Experts suggest that Poland is in a perfect position to join leading countries in the MICE industry, although it is currently far behind regional MICE leaders such as Vienna and Budapest. “The biggest international events pass over Poland. The main problem lies in the lack of promotion, as many regional authorities are still focused on attracting traditional tourists rather than conventioneers,” says Michał Stradomski, project co-ordinator at Konferencje.pl, a Polish website focused on the MICE sector.

Another problem that Mr Stradomski points out for Poland's MICE industry is insufficient infrastructure, especially big, state-of-the-art convention centres. However, thanks to subsidies from the EU and preparations for the Euro 2012 football tournament (which is to be hosted jointly by Poland and Ukraine), infrastructure is being significantly improved in the country. For example, 118 new hotels were added in Poland in 2008 alone. Accommodation is still insufficient, considering that the western European average is 400 hotel beds per 1000 inhabitants, whereas in Poland the ratio is 40:1000, but the outlook for the meetings sector in Poland looks brighter than ever. “The best years for business tourism are yet to come. Recent initiatives taken up by the authorities ensure that Poland might finally benefit from its central location in Europe,” says Iwona Kubisz, conference specialist at the Warsaw Convention Bureau.

Poznań and Warsaw lead the field

According to the National Tourism Institute, in recent years millions of tourists have visited Poland for business reasons and have spent many hundreds of millions of dollars. Much of this revenue has been concentrated on two cities, however: Poznań and Warsaw. Poznań has already established its position as the regional meeting industry centre. The Poznań International Fair was established 90 years ago, and even now Poznań is the only Polish city included in the global ranking of trade fair locations produced by the German-based trade fair association, AUMA.

As for Warsaw, its leading role as a convention destination results more from the city's high profile than from good infrastructure. However, a state-of-the-art, 8000-seat congress centre located near the National Stadium that will be opened before Euro 2012 could turn Warsaw into a fully fledged regional centre for the MICE industry. Currently, Warsaw’s meeting industry infrastructure is concentrated in four main locations: the Expo XXI complex (up to 5500 seats), Murator Expo (3200 seats), the Congress & Exhibition Centre near Okęcie Airport (2500 seats) and the Congress Hall in the Palace of Science and Culture (2800 seats). Additionally, smaller but more modern facilities were recently opened in the Hilton Hotel (1000 seats) and in the Mazurkas Centre on the outskirts of Warsaw.

Another two cities following Poznań and Warsaw in the race for business travellers' minds and pockets are Wrocław and Katowice. Wrocław can host conferences of up to 3000 participants in the historic Hala Ludowa building and the city's appeal to organisers includes its convenient location, tourist attractions and rich cultural offerings. Katowice’s main assets are the Spodek complex, with nearly 10,000 seats, and competitive prices in comparison with other Polish cities.

Undeveloped potential

There are some Polish cities that have not developed a significant presence in the MICE sector. Kraków and Gdańsk still rely heavily on traditional tourism but, as the weather in Poland is unpredictable, their profits from this source have been hit by a trend of holidaymakers turning to destinations with more reliable, sunny weather. Szczecin is another city that could expect significant takings from MICE. “Szczecin could be a perfect spot for German conference organisers," says Ms Kubisz. "Unfortunately, the lack of big and modern conference centres and inadequate hotel infrastructure hinders Szczecin’s chances of attracting foreign clients.”

Poland is gearing up for two big international events over the next two years: in addition to Euro 2012, Poland takes on the presidency of the EU in 2011. Both events will bring a large influx of journalists and tourists to the country and will ensure that Polish cities and infrastructure will be very visible across Europe. The country's authorities will be working hard to ensure that Poland passes the test.

Problem to work on: According to the passage on Poland's meetings industry, how many hotels were added in Poland in 2008? Answer from the passage on Poland's meetings industry alone.

Entries provided:
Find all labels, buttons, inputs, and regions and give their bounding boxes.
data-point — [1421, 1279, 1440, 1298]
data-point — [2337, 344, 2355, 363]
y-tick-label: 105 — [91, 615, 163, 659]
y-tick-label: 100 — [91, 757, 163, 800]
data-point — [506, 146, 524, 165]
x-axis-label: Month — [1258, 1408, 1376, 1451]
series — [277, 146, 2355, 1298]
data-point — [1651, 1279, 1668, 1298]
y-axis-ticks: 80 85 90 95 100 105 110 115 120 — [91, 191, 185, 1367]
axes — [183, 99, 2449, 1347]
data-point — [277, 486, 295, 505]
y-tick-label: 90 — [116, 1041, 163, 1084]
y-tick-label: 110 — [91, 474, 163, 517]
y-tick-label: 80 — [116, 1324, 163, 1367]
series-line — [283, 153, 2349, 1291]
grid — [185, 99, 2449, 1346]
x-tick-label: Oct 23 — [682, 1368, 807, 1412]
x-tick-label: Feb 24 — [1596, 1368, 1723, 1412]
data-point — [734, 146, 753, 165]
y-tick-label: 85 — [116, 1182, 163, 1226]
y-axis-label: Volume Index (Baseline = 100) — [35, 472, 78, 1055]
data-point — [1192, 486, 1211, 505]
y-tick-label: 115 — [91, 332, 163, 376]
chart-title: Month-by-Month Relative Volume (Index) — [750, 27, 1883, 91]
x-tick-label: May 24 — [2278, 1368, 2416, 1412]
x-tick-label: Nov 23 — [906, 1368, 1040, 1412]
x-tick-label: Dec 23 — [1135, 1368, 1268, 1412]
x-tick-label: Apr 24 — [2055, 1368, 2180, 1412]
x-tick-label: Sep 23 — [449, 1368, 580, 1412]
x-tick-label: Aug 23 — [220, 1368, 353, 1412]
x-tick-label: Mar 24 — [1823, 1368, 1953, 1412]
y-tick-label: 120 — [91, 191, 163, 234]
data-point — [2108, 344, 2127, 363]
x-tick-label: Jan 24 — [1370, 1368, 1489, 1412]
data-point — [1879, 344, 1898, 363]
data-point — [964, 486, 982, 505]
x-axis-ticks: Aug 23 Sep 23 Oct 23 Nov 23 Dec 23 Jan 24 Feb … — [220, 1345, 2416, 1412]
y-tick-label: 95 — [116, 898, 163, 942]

Task answer: 118 new hotels were added in Poland in 2008.